--- Page excerpt ---
## start

The District of Columbia
The Work-Free Drug Place
post #2 of 15
Quote:
Originally Posted by Mr. Vertical View Post
KNOW YOUR STATE MOTTO:

Pennsylvania
Cook With Coal
I'm not offended.

48% of the country cooks with coal, but they're really sneaky about it, they call it electricity to get you to bring it into your house.
post #3 of 15

offended in NJ

We here in New Jersey, "The Garden State", have pretty thick skin and are so used to unwarranted insults that as you have posted above; they roll, like water off a ducks back.

Of course I should also mention that we don't have to be offended in order to call cousin Vinnie to break your freakin fingers. I mean I just may be feeling a little "moody" today, like I'm not havin' a bluebird kidna' day and I still like ya' and all .... think of this the next time you are going to post something about us. Are you gonna' be able to jockey that keyboard with your hands in casts and bandages.

From NJ with love ... guess which "garden" Jimmie Hoffa is pushin up veggables in?

## end

Region annotation records:

## start

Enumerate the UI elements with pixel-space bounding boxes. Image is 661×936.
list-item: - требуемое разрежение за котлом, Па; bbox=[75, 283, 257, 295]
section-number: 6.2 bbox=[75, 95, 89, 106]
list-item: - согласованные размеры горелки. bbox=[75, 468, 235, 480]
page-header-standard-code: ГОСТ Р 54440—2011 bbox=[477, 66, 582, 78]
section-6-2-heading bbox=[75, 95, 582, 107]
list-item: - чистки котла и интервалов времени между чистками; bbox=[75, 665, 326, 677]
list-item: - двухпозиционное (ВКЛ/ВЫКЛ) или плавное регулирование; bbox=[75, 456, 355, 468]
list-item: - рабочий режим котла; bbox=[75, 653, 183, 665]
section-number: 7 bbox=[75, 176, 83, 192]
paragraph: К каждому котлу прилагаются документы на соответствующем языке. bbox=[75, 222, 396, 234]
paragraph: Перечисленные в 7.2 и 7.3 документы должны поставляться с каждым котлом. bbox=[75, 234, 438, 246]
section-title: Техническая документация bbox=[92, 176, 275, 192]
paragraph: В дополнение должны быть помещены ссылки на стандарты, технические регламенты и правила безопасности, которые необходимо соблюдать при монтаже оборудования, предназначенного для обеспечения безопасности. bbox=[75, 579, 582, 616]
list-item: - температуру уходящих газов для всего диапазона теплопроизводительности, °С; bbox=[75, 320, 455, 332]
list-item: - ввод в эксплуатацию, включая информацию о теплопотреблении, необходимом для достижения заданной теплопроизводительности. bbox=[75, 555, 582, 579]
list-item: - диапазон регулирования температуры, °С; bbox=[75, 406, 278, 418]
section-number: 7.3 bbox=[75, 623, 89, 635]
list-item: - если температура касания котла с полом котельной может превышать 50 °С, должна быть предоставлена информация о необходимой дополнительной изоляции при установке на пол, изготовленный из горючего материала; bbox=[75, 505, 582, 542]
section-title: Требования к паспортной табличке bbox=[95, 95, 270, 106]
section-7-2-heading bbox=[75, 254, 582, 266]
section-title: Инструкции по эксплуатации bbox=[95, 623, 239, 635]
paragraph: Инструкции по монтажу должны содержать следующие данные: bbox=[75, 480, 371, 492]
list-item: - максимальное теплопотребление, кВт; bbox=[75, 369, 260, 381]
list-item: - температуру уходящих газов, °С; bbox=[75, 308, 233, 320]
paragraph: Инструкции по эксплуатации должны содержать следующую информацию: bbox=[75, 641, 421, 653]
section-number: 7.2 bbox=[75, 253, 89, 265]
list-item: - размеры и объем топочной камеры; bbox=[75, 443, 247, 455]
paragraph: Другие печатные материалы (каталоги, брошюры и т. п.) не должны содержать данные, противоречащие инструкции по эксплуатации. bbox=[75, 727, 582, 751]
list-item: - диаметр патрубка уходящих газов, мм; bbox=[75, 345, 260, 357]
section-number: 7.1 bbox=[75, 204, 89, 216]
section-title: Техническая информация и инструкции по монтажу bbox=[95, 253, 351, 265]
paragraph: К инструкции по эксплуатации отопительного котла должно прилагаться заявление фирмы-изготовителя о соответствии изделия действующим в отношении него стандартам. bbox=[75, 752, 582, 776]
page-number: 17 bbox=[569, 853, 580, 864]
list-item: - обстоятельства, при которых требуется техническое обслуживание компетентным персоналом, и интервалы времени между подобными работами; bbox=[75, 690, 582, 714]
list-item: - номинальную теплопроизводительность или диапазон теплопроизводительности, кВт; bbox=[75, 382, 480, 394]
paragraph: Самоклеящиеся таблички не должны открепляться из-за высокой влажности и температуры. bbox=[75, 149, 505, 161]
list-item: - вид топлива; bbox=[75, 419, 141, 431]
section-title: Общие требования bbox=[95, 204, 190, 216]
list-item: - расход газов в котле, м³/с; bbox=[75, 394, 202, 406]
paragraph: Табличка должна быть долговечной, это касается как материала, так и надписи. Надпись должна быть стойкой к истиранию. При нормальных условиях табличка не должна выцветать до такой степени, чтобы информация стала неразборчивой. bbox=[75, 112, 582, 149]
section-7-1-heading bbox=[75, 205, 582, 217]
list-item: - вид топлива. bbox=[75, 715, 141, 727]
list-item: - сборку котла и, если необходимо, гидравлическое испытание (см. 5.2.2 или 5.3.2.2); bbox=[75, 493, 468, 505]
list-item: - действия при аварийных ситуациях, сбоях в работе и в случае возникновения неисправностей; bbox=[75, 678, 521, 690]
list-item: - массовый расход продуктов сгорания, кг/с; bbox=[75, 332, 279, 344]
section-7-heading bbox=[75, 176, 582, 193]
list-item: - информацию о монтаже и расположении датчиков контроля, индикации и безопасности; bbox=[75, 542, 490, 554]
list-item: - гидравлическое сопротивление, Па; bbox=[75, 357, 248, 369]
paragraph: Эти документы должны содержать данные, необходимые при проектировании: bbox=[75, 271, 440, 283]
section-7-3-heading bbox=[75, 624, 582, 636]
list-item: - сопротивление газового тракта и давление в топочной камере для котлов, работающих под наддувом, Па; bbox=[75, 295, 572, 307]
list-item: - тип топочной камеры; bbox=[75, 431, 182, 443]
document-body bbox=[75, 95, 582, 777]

## end

--- Given instruction 1 ---
In the forum thread about state mottos, what share of the country is said to cook with coal?
--- Given instruction 2 ---
Translate this sentence from the forum thread about state mottos into German: "I'm not offended."
--- Given instruction 3 ---
Please write the next post in the forum thread about state mottos, picking up after its last line.
These lines are separate material from the forum thread about state mottos.

--- Written answer 1 ---
48%

--- Written answer 2 ---
Ich bin nicht beleidigt.

--- Written answer 3 ---
post #4 of 15
Quote:
Originally Posted by Mr. Vertical View Post
New Hampshire
Go Away And Leave Us Alone
Sounds about right. Along the same lines, my dad had a pretty good one regarding tourists once.

"Next year just send the money"
post #5 of 15
Alaska: For people who think Montana is too crowded
post #6 of 15
Quote:
Originally Posted by Mr. Vertical View Post
Kentucky
Five Million People; Fifteen Last Names
My investment guy sent this to me when he heard I was moving to Kentucky. Still chuckling...
post #7 of 15
Quote:
Originally Posted by Mr. Vertical View Post
Louisiana
We're Not ALL Drunk Cajun Wackos, But That's Our Tourism Campaign.
That is offensive!
We're not all cajun.
post #8 of 15
Your killin me..........Spotted Owl the other chicken.
post #9 of 15
not at all offensive. but boring.
post #10 of 15
If the Tooth Brush had not been invented in Kentucky it would have been called the Teeth Brush
post #11 of 15
You need to offend the 'Eurozone' as well to "Offend Everybody"
I'll flip some in for ya:

Sweden:
We got dumb blonde girls, but alcohol prices suck!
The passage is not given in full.